WHAT IS BEING ASKED: Your task is to copy every line of the entries that contains "тонна".

________________________________________

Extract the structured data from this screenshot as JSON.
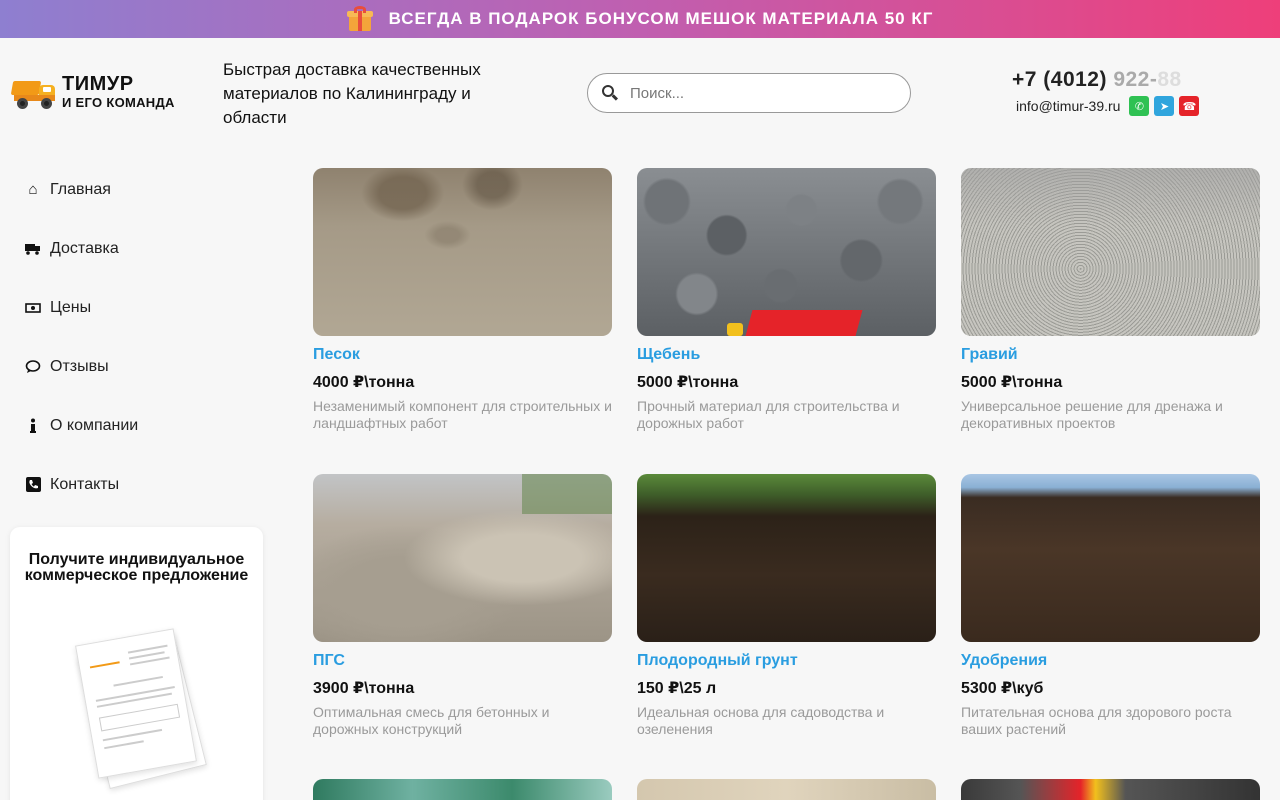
{
  "promo": {
    "text": "ВСЕГДА В ПОДАРОК БОНУСОМ МЕШОК МАТЕРИАЛА 50 КГ",
    "icon": "gift-icon"
  },
  "header": {
    "logo_line1": "ТИМУР",
    "logo_line2": "И ЕГО КОМАНДА",
    "tagline": "Быстрая доставка качественных материалов по Калининграду и области",
    "search_placeholder": "Поиск...",
    "phone_main": "+7 (4012)",
    "phone_fade": "922-",
    "phone_fade2": "88",
    "email": "info@timur-39.ru",
    "social": [
      "whatsapp-icon",
      "telegram-icon",
      "phone-icon"
    ]
  },
  "nav": {
    "items": [
      {
        "label": "Главная",
        "icon": "home-icon"
      },
      {
        "label": "Доставка",
        "icon": "truck-icon"
      },
      {
        "label": "Цены",
        "icon": "money-icon"
      },
      {
        "label": "Отзывы",
        "icon": "comment-icon"
      },
      {
        "label": "О компании",
        "icon": "info-icon"
      },
      {
        "label": "Контакты",
        "icon": "phone-square-icon"
      }
    ]
  },
  "offer": {
    "title": "Получите индивидуальное коммерческое предложение"
  },
  "products": [
    {
      "name": "Песок",
      "price": "4000 ₽\\тонна",
      "desc": "Незаменимый компонент для строительных и ландшафтных работ"
    },
    {
      "name": "Щебень",
      "price": "5000 ₽\\тонна",
      "desc": "Прочный материал для строительства и дорожных работ"
    },
    {
      "name": "Гравий",
      "price": "5000 ₽\\тонна",
      "desc": "Универсальное решение для дренажа и декоративных проектов"
    },
    {
      "name": "ПГС",
      "price": "3900 ₽\\тонна",
      "desc": "Оптимальная смесь для бетонных и дорожных конструкций"
    },
    {
      "name": "Плодородный грунт",
      "price": "150 ₽\\25 л",
      "desc": "Идеальная основа для садоводства и озеленения"
    },
    {
      "name": "Удобрения",
      "price": "5300 ₽\\куб",
      "desc": "Питательная основа для здорового роста ваших растений"
    }
  ],
  "colors": {
    "accent": "#2a9de0",
    "promo_start": "#8e7fd0",
    "promo_end": "#ee3f7a"
  }
}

________________________________________

SOLUTION FOR THIS PROBLEM:
      "price": "4000 ₽\\тонна",
      "price": "5000 ₽\\тонна",
      "price": "5000 ₽\\тонна",
      "price": "3900 ₽\\тонна",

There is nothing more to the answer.